## start

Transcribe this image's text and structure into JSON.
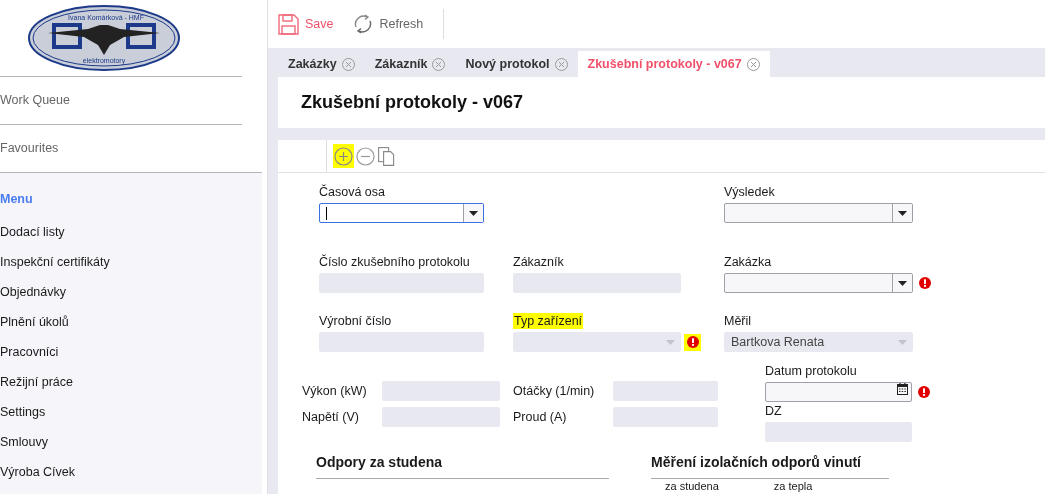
{
  "logo": {
    "top_text": "Ivana Komárková - HMF",
    "bottom_text": "elektromotory"
  },
  "sidebar": {
    "items": [
      {
        "label": "Work Queue"
      },
      {
        "label": "Favourites"
      }
    ],
    "menu": {
      "title": "Menu",
      "items": [
        {
          "label": "Dodací listy"
        },
        {
          "label": "Inspekční certifikáty"
        },
        {
          "label": "Objednávky"
        },
        {
          "label": "Plnění úkolů"
        },
        {
          "label": "Pracovníci"
        },
        {
          "label": "Režijní práce"
        },
        {
          "label": "Settings"
        },
        {
          "label": "Smlouvy"
        },
        {
          "label": "Výroba Cívek"
        }
      ]
    }
  },
  "toolbar": [
    {
      "kind": "save",
      "label": "Save"
    },
    {
      "kind": "refresh",
      "label": "Refresh"
    }
  ],
  "tabs": [
    {
      "label": "Zakázky",
      "selected": false
    },
    {
      "label": "Zákazník",
      "selected": false
    },
    {
      "label": "Nový protokol",
      "selected": false
    },
    {
      "label": "Zkušební protokoly - v067",
      "selected": true
    }
  ],
  "page_title": "Zkušební protokoly - v067",
  "actions": [
    {
      "kind": "add",
      "highlighted": true
    },
    {
      "kind": "remove",
      "highlighted": false
    },
    {
      "kind": "copy",
      "highlighted": false
    }
  ],
  "fields": {
    "time_axis": {
      "label": "Časová osa",
      "kind": "select",
      "focused": true,
      "disabled": false
    },
    "result": {
      "label": "Výsledek",
      "kind": "select",
      "focused": false,
      "disabled": false
    },
    "protocol_number": {
      "label": "Číslo zkušebního protokolu",
      "kind": "text",
      "disabled": true
    },
    "customer": {
      "label": "Zákazník",
      "kind": "text",
      "disabled": true
    },
    "order": {
      "label": "Zakázka",
      "kind": "select",
      "focused": false,
      "disabled": false,
      "required": true
    },
    "serial_number": {
      "label": "Výrobní číslo",
      "kind": "text",
      "disabled": true
    },
    "device_type": {
      "label": "Typ zařízení",
      "kind": "select",
      "disabled": true,
      "required": true,
      "highlighted": true
    },
    "measured_by": {
      "label": "Měřil",
      "kind": "select",
      "disabled": true,
      "value": "Bartkova Renata"
    },
    "power": {
      "label": "Výkon (kW)",
      "kind": "text",
      "disabled": true
    },
    "speed": {
      "label": "Otáčky (1/min)",
      "kind": "text",
      "disabled": true
    },
    "voltage": {
      "label": "Napětí (V)",
      "kind": "text",
      "disabled": true
    },
    "current": {
      "label": "Proud (A)",
      "kind": "text",
      "disabled": true
    },
    "date": {
      "label": "Datum protokolu",
      "kind": "date",
      "focused": false,
      "disabled": false,
      "required": true
    },
    "dz": {
      "label": "DZ",
      "kind": "text",
      "disabled": true
    }
  },
  "sections": [
    {
      "title": "Odpory za studena"
    },
    {
      "title": "Měření izolačních odporů vinutí",
      "columns": [
        "za studena",
        "za tepla"
      ]
    }
  ]
}
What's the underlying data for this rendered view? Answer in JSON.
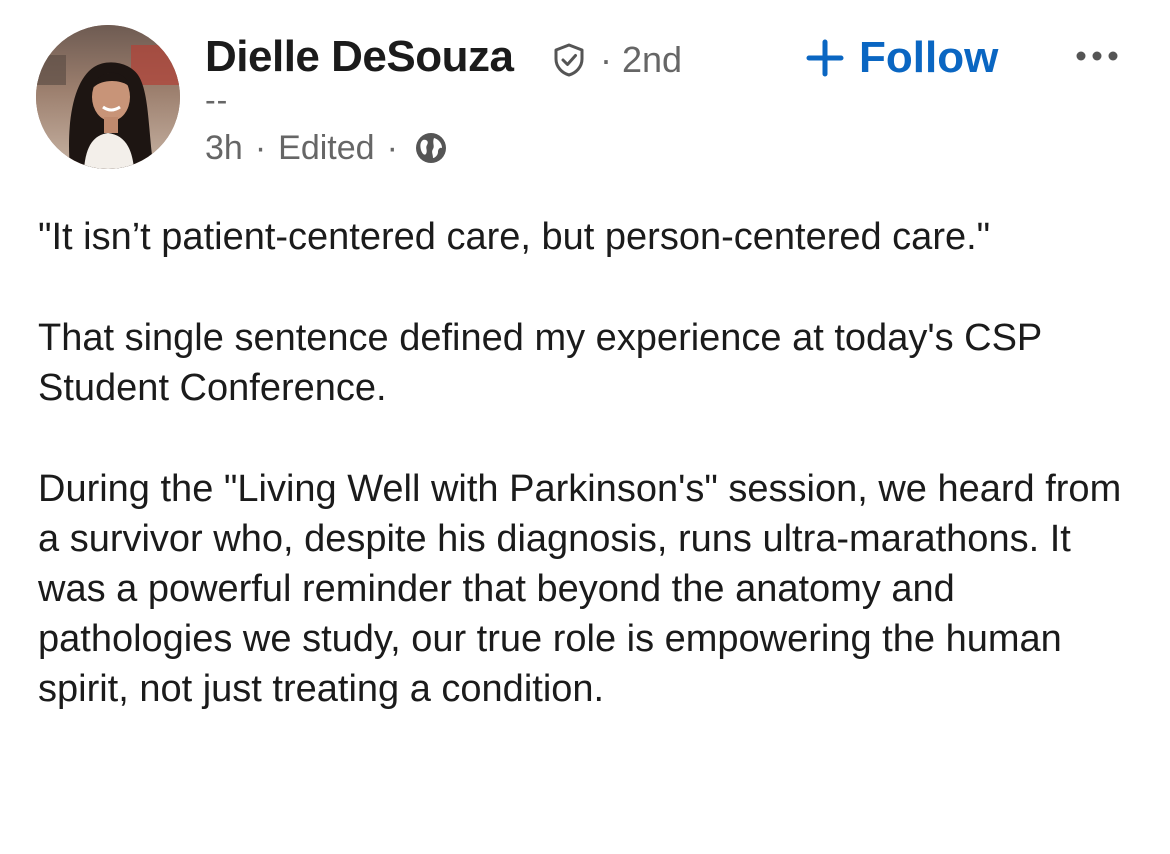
{
  "author": {
    "name": "Dielle DeSouza",
    "degree": "2nd",
    "headline": "--",
    "time": "3h",
    "edited": "Edited"
  },
  "actions": {
    "follow_label": "Follow"
  },
  "icons": {
    "verified": "verified-shield-icon",
    "visibility": "globe-icon",
    "follow": "plus-icon",
    "more": "more-horizontal-icon"
  },
  "colors": {
    "accent": "#0a66c2",
    "text": "#1b1b1b",
    "secondary_text": "#666666"
  },
  "post": {
    "paragraphs": [
      "\"It isn’t patient-centered care, but person-centered care.\"",
      "That single sentence defined my experience at today's CSP Student Conference.",
      "During the \"Living Well with Parkinson's\" session, we heard from a survivor who, despite his diagnosis, runs ultra-marathons. It was a powerful reminder that beyond the anatomy and pathologies we study, our true role is empowering the human spirit, not just treating a condition."
    ]
  }
}
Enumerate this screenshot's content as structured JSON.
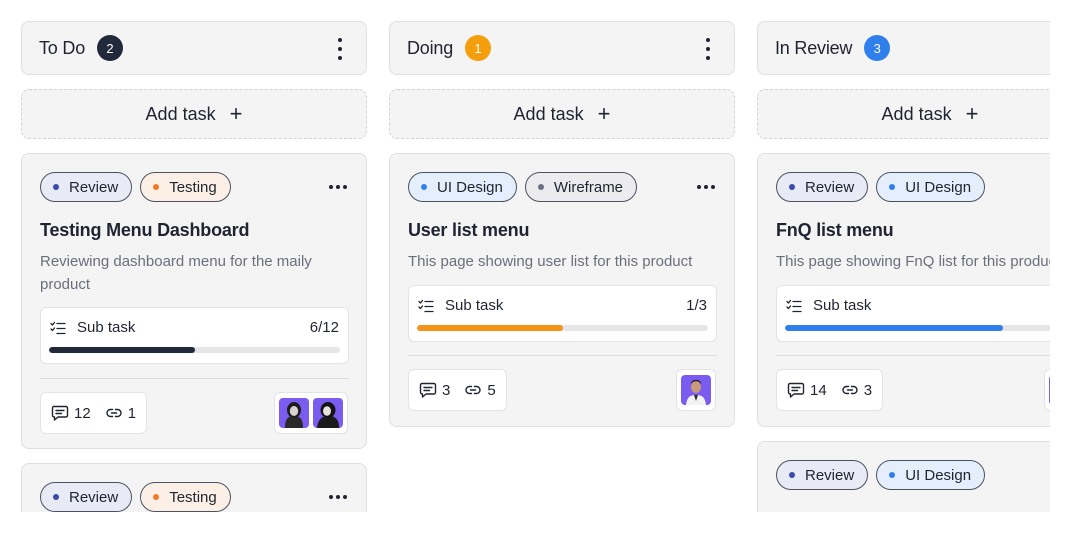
{
  "columns": [
    {
      "title": "To Do",
      "count": "2",
      "count_color": "#22293a",
      "add_label": "Add task",
      "add_icon": "+",
      "cards": [
        {
          "tags": [
            {
              "label": "Review",
              "kind": "review"
            },
            {
              "label": "Testing",
              "kind": "testing"
            }
          ],
          "title": "Testing Menu Dashboard",
          "description": "Reviewing dashboard menu for the maily product",
          "subtask_label": "Sub task",
          "subtask_count": "6/12",
          "progress": 0.5,
          "progress_color": "#22293a",
          "comments": "12",
          "links": "1",
          "avatars": [
            "avatar-woman-1",
            "avatar-woman-2"
          ]
        },
        {
          "tags": [
            {
              "label": "Review",
              "kind": "review"
            },
            {
              "label": "Testing",
              "kind": "testing"
            }
          ]
        }
      ]
    },
    {
      "title": "Doing",
      "count": "1",
      "count_color": "#f59e0b",
      "add_label": "Add task",
      "add_icon": "+",
      "cards": [
        {
          "tags": [
            {
              "label": "UI Design",
              "kind": "uidesign"
            },
            {
              "label": "Wireframe",
              "kind": "wireframe"
            }
          ],
          "title": "User list menu",
          "description": "This page showing user list for this product",
          "subtask_label": "Sub task",
          "subtask_count": "1/3",
          "progress": 0.5,
          "progress_color": "#f59319",
          "comments": "3",
          "links": "5",
          "avatars": [
            "avatar-man-1"
          ]
        }
      ]
    },
    {
      "title": "In Review",
      "count": "3",
      "count_color": "#2f80ed",
      "add_label": "Add task",
      "add_icon": "+",
      "cards": [
        {
          "tags": [
            {
              "label": "Review",
              "kind": "review"
            },
            {
              "label": "UI Design",
              "kind": "uidesign"
            }
          ],
          "title": "FnQ list menu",
          "description": "This page showing FnQ list for this product",
          "subtask_label": "Sub task",
          "subtask_count": "",
          "progress": 0.75,
          "progress_color": "#2f80ed",
          "comments": "14",
          "links": "3",
          "avatars": [
            "avatar-partial"
          ]
        },
        {
          "tags": [
            {
              "label": "Review",
              "kind": "review"
            },
            {
              "label": "UI Design",
              "kind": "uidesign"
            }
          ]
        }
      ]
    }
  ]
}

## end

Write out all the entries exactly, except for the pictures.

Transcribe this image's text and structure into JSON.
{
  "logo": {
    "top_text": "Ivana Komárková - HMF",
    "bottom_text": "elektromotory"
  },
  "sidebar": {
    "items": [
      {
        "label": "Work Queue"
      },
      {
        "label": "Favourites"
      }
    ],
    "menu": {
      "title": "Menu",
      "items": [
        {
          "label": "Dodací listy"
        },
        {
          "label": "Inspekční certifikáty"
        },
        {
          "label": "Objednávky"
        },
        {
          "label": "Plnění úkolů"
        },
        {
          "label": "Pracovníci"
        },
        {
          "label": "Režijní práce"
        },
        {
          "label": "Settings"
        },
        {
          "label": "Smlouvy"
        },
        {
          "label": "Výroba Cívek"
        }
      ]
    }
  },
  "toolbar": [
    {
      "kind": "save",
      "label": "Save"
    },
    {
      "kind": "refresh",
      "label": "Refresh"
    }
  ],
  "tabs": [
    {
      "label": "Zakázky",
      "selected": false
    },
    {
      "label": "Zákazník",
      "selected": false
    },
    {
      "label": "Nový protokol",
      "selected": false
    },
    {
      "label": "Zkušební protokoly - v067",
      "selected": true
    }
  ],
  "page_title": "Zkušební protokoly - v067",
  "actions": [
    {
      "kind": "add",
      "highlighted": true
    },
    {
      "kind": "remove",
      "highlighted": false
    },
    {
      "kind": "copy",
      "highlighted": false
    }
  ],
  "fields": {
    "time_axis": {
      "label": "Časová osa",
      "kind": "select",
      "focused": true,
      "disabled": false
    },
    "result": {
      "label": "Výsledek",
      "kind": "select",
      "focused": false,
      "disabled": false
    },
    "protocol_number": {
      "label": "Číslo zkušebního protokolu",
      "kind": "text",
      "disabled": true
    },
    "customer": {
      "label": "Zákazník",
      "kind": "text",
      "disabled": true
    },
    "order": {
      "label": "Zakázka",
      "kind": "select",
      "focused": false,
      "disabled": false,
      "required": true
    },
    "serial_number": {
      "label": "Výrobní číslo",
      "kind": "text",
      "disabled": true
    },
    "device_type": {
      "label": "Typ zařízení",
      "kind": "select",
      "disabled": true,
      "required": true,
      "highlighted": true
    },
    "measured_by": {
      "label": "Měřil",
      "kind": "select",
      "disabled": true,
      "value": "Bartkova Renata"
    },
    "power": {
      "label": "Výkon (kW)",
      "kind": "text",
      "disabled": true
    },
    "speed": {
      "label": "Otáčky (1/min)",
      "kind": "text",
      "disabled": true
    },
    "voltage": {
      "label": "Napětí (V)",
      "kind": "text",
      "disabled": true
    },
    "current": {
      "label": "Proud (A)",
      "kind": "text",
      "disabled": true
    },
    "date": {
      "label": "Datum protokolu",
      "kind": "date",
      "focused": false,
      "disabled": false,
      "required": true
    },
    "dz": {
      "label": "DZ",
      "kind": "text",
      "disabled": true
    }
  },
  "sections": [
    {
      "title": "Odpory za studena"
    },
    {
      "title": "Měření izolačních odporů vinutí",
      "columns": [
        "za studena",
        "za tepla"
      ]
    }
  ]
}
What's the underlying data for this rendered view? Answer in JSON.
{
  "author": {
    "name": "Dielle DeSouza",
    "degree": "2nd",
    "headline": "--",
    "time": "3h",
    "edited": "Edited"
  },
  "actions": {
    "follow_label": "Follow"
  },
  "icons": {
    "verified": "verified-shield-icon",
    "visibility": "globe-icon",
    "follow": "plus-icon",
    "more": "more-horizontal-icon"
  },
  "colors": {
    "accent": "#0a66c2",
    "text": "#1b1b1b",
    "secondary_text": "#666666"
  },
  "post": {
    "paragraphs": [
      "\"It isn’t patient-centered care, but person-centered care.\"",
      "That single sentence defined my experience at today's CSP Student Conference.",
      "During the \"Living Well with Parkinson's\" session, we heard from a survivor who, despite his diagnosis, runs ultra-marathons. It was a powerful reminder that beyond the anatomy and pathologies we study, our true role is empowering the human spirit, not just treating a condition."
    ]
  }
}
Enumerate this screenshot's content as structured JSON.
{
  "columns": [
    {
      "title": "To Do",
      "count": "2",
      "count_color": "#22293a",
      "add_label": "Add task",
      "add_icon": "+",
      "cards": [
        {
          "tags": [
            {
              "label": "Review",
              "kind": "review"
            },
            {
              "label": "Testing",
              "kind": "testing"
            }
          ],
          "title": "Testing Menu Dashboard",
          "description": "Reviewing dashboard menu for the maily product",
          "subtask_label": "Sub task",
          "subtask_count": "6/12",
          "progress": 0.5,
          "progress_color": "#22293a",
          "comments": "12",
          "links": "1",
          "avatars": [
            "avatar-woman-1",
            "avatar-woman-2"
          ]
        },
        {
          "tags": [
            {
              "label": "Review",
              "kind": "review"
            },
            {
              "label": "Testing",
              "kind": "testing"
            }
          ]
        }
      ]
    },
    {
      "title": "Doing",
      "count": "1",
      "count_color": "#f59e0b",
      "add_label": "Add task",
      "add_icon": "+",
      "cards": [
        {
          "tags": [
            {
              "label": "UI Design",
              "kind": "uidesign"
            },
            {
              "label": "Wireframe",
              "kind": "wireframe"
            }
          ],
          "title": "User list menu",
          "description": "This page showing user list for this product",
          "subtask_label": "Sub task",
          "subtask_count": "1/3",
          "progress": 0.5,
          "progress_color": "#f59319",
          "comments": "3",
          "links": "5",
          "avatars": [
            "avatar-man-1"
          ]
        }
      ]
    },
    {
      "title": "In Review",
      "count": "3",
      "count_color": "#2f80ed",
      "add_label": "Add task",
      "add_icon": "+",
      "cards": [
        {
          "tags": [
            {
              "label": "Review",
              "kind": "review"
            },
            {
              "label": "UI Design",
              "kind": "uidesign"
            }
          ],
          "title": "FnQ list menu",
          "description": "This page showing FnQ list for this product",
          "subtask_label": "Sub task",
          "subtask_count": "",
          "progress": 0.75,
          "progress_color": "#2f80ed",
          "comments": "14",
          "links": "3",
          "avatars": [
            "avatar-partial"
          ]
        },
        {
          "tags": [
            {
              "label": "Review",
              "kind": "review"
            },
            {
              "label": "UI Design",
              "kind": "uidesign"
            }
          ]
        }
      ]
    }
  ]
}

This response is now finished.